Reproduce the lines from the one containing "Patent image size: (990, 1045)." up to and including the one containing "The shunt path 128 is at (235, 252).", with no changes.
^^^^^^^^^^^^^^^^
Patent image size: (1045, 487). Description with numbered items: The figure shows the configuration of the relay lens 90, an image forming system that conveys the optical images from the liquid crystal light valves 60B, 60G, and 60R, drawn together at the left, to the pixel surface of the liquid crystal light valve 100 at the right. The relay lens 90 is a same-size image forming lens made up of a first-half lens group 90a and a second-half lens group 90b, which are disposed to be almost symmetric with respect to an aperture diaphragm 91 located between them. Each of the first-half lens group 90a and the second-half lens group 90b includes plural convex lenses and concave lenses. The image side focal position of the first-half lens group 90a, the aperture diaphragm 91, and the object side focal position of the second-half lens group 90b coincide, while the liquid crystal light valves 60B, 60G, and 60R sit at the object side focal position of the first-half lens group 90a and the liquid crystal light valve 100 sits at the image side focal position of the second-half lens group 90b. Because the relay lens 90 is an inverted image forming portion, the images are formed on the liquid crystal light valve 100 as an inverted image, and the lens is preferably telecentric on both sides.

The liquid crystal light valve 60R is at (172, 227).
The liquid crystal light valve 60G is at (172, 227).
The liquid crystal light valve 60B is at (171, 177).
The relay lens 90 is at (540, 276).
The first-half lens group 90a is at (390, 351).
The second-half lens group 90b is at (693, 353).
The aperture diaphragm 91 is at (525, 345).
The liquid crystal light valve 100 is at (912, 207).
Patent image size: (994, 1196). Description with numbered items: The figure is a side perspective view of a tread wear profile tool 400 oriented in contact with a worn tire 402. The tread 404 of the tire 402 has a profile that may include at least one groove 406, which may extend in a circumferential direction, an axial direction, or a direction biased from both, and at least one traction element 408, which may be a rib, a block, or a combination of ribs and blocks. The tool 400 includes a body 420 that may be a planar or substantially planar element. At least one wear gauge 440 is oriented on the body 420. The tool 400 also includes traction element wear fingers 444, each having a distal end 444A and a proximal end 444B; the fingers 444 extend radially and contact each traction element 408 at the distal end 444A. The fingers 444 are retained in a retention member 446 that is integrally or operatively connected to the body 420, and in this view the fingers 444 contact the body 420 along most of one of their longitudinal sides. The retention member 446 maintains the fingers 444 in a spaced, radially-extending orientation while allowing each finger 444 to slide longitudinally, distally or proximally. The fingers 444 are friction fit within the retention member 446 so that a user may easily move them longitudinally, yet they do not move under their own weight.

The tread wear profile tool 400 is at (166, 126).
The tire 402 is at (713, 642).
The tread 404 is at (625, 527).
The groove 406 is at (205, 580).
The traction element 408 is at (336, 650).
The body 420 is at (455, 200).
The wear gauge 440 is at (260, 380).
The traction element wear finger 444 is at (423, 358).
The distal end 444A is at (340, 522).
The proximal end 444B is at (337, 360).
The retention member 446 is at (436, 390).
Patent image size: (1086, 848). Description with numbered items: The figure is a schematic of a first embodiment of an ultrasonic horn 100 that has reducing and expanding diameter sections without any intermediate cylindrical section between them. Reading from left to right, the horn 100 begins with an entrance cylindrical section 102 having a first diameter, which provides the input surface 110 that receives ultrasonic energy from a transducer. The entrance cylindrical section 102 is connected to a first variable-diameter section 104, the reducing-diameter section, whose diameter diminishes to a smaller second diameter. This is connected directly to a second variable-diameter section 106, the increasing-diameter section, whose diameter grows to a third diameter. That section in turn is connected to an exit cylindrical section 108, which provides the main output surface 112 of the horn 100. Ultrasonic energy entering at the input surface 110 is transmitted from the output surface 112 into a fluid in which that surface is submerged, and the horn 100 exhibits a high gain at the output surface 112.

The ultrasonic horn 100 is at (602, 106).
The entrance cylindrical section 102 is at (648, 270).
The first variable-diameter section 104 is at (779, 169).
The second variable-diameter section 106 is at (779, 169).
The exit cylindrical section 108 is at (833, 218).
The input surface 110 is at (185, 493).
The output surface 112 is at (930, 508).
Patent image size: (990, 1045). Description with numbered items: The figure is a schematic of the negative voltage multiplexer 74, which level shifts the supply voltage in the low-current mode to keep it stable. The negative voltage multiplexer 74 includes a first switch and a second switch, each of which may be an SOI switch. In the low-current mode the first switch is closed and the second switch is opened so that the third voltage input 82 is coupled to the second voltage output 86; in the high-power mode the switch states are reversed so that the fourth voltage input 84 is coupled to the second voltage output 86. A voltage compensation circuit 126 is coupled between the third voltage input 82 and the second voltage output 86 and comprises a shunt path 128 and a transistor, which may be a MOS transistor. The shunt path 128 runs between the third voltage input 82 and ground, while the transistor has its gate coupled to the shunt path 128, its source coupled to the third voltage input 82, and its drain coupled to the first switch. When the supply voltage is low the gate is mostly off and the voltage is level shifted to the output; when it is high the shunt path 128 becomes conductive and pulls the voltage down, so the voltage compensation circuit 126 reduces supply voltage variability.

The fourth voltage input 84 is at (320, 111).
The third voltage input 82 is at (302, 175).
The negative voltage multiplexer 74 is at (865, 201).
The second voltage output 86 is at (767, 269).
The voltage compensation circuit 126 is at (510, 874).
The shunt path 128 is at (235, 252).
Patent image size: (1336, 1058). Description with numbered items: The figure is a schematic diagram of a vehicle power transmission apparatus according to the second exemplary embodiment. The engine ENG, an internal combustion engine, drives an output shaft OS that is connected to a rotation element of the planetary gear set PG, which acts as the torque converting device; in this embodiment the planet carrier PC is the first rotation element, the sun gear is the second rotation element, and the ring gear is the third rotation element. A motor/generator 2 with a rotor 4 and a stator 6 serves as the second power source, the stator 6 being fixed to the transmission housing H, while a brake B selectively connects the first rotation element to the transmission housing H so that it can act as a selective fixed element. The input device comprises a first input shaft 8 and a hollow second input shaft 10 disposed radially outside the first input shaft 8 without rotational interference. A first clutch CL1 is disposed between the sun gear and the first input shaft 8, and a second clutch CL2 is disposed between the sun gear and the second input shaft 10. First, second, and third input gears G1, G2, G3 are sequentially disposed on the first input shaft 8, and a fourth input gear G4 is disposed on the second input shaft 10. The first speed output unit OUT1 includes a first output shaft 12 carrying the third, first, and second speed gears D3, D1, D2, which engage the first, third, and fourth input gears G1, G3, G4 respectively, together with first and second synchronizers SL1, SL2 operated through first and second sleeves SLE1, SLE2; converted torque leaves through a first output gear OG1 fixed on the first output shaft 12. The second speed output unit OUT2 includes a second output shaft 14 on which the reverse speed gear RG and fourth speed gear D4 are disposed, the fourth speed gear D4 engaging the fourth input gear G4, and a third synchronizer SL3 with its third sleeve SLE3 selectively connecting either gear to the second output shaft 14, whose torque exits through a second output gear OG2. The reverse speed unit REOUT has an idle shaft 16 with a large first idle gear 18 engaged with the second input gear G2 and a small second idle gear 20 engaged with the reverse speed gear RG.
^^^^^^^^^^^^^^^^
> [Task solution]
Patent image size: (990, 1045). Description with numbered items: The figure is a schematic of the negative voltage multiplexer 74, which level shifts the supply voltage in the low-current mode to keep it stable. The negative voltage multiplexer 74 includes a first switch and a second switch, each of which may be an SOI switch. In the low-current mode the first switch is closed and the second switch is opened so that the third voltage input 82 is coupled to the second voltage output 86; in the high-power mode the switch states are reversed so that the fourth voltage input 84 is coupled to the second voltage output 86. A voltage compensation circuit 126 is coupled between the third voltage input 82 and the second voltage output 86 and comprises a shunt path 128 and a transistor, which may be a MOS transistor. The shunt path 128 runs between the third voltage input 82 and ground, while the transistor has its gate coupled to the shunt path 128, its source coupled to the third voltage input 82, and its drain coupled to the first switch. When the supply voltage is low the gate is mostly off and the voltage is level shifted to the output; when it is high the shunt path 128 becomes conductive and pulls the voltage down, so the voltage compensation circuit 126 reduces supply voltage variability.

The fourth voltage input 84 is at (320, 111).
The third voltage input 82 is at (302, 175).
The negative voltage multiplexer 74 is at (865, 201).
The second voltage output 86 is at (767, 269).
The voltage compensation circuit 126 is at (510, 874).
The shunt path 128 is at (235, 252).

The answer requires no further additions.